PROBLEM TO WORK ON
Write the entries below out again exactly; any picture in them stays out.

EXTRACTED RECORDS

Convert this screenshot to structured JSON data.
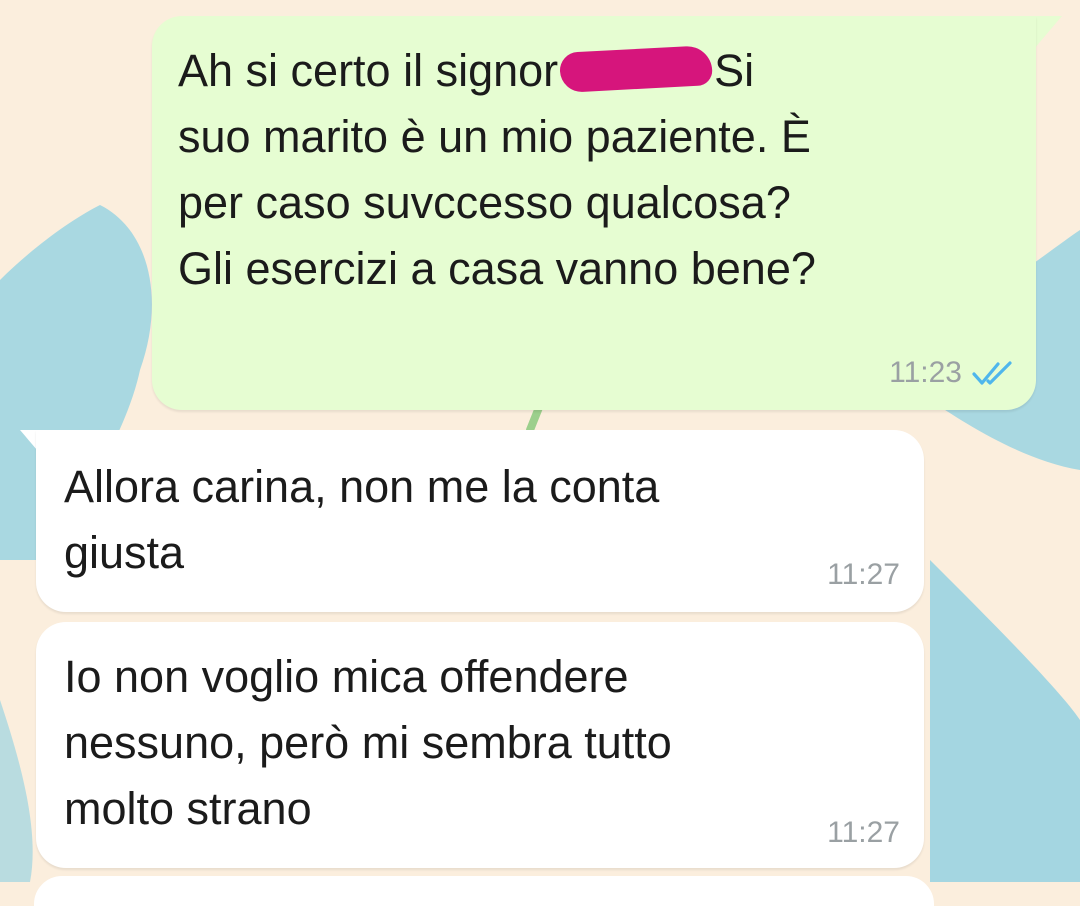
{
  "chat": {
    "messages": [
      {
        "direction": "outgoing",
        "text_before": "Ah si certo il signor",
        "redacted": true,
        "text_after": "Si\nsuo marito è un mio paziente. È\nper caso suvccesso qualcosa?\nGli esercizi a casa vanno bene?",
        "time": "11:23",
        "status_icon": "double-check-read-icon"
      },
      {
        "direction": "incoming",
        "text": "Allora carina, non me la conta\ngiusta",
        "time": "11:27"
      },
      {
        "direction": "incoming",
        "text": "Io non voglio mica offendere\nnessuno, però mi sembra tutto\nmolto strano",
        "time": "11:27"
      }
    ]
  },
  "colors": {
    "outgoing_bubble": "#e6fdd2",
    "incoming_bubble": "#ffffff",
    "background": "#fbeedd",
    "read_ticks": "#4fb6ec",
    "timestamp": "#9aa0a3"
  }
}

SOLUTION
Convert this screenshot to structured JSON data.
{
  "chat": {
    "messages": [
      {
        "direction": "outgoing",
        "text_before": "Ah si certo il signor",
        "redacted": true,
        "text_after": "Si\nsuo marito è un mio paziente. È\nper caso suvccesso qualcosa?\nGli esercizi a casa vanno bene?",
        "time": "11:23",
        "status_icon": "double-check-read-icon"
      },
      {
        "direction": "incoming",
        "text": "Allora carina, non me la conta\ngiusta",
        "time": "11:27"
      },
      {
        "direction": "incoming",
        "text": "Io non voglio mica offendere\nnessuno, però mi sembra tutto\nmolto strano",
        "time": "11:27"
      }
    ]
  },
  "colors": {
    "outgoing_bubble": "#e6fdd2",
    "incoming_bubble": "#ffffff",
    "background": "#fbeedd",
    "read_ticks": "#4fb6ec",
    "timestamp": "#9aa0a3"
  }
}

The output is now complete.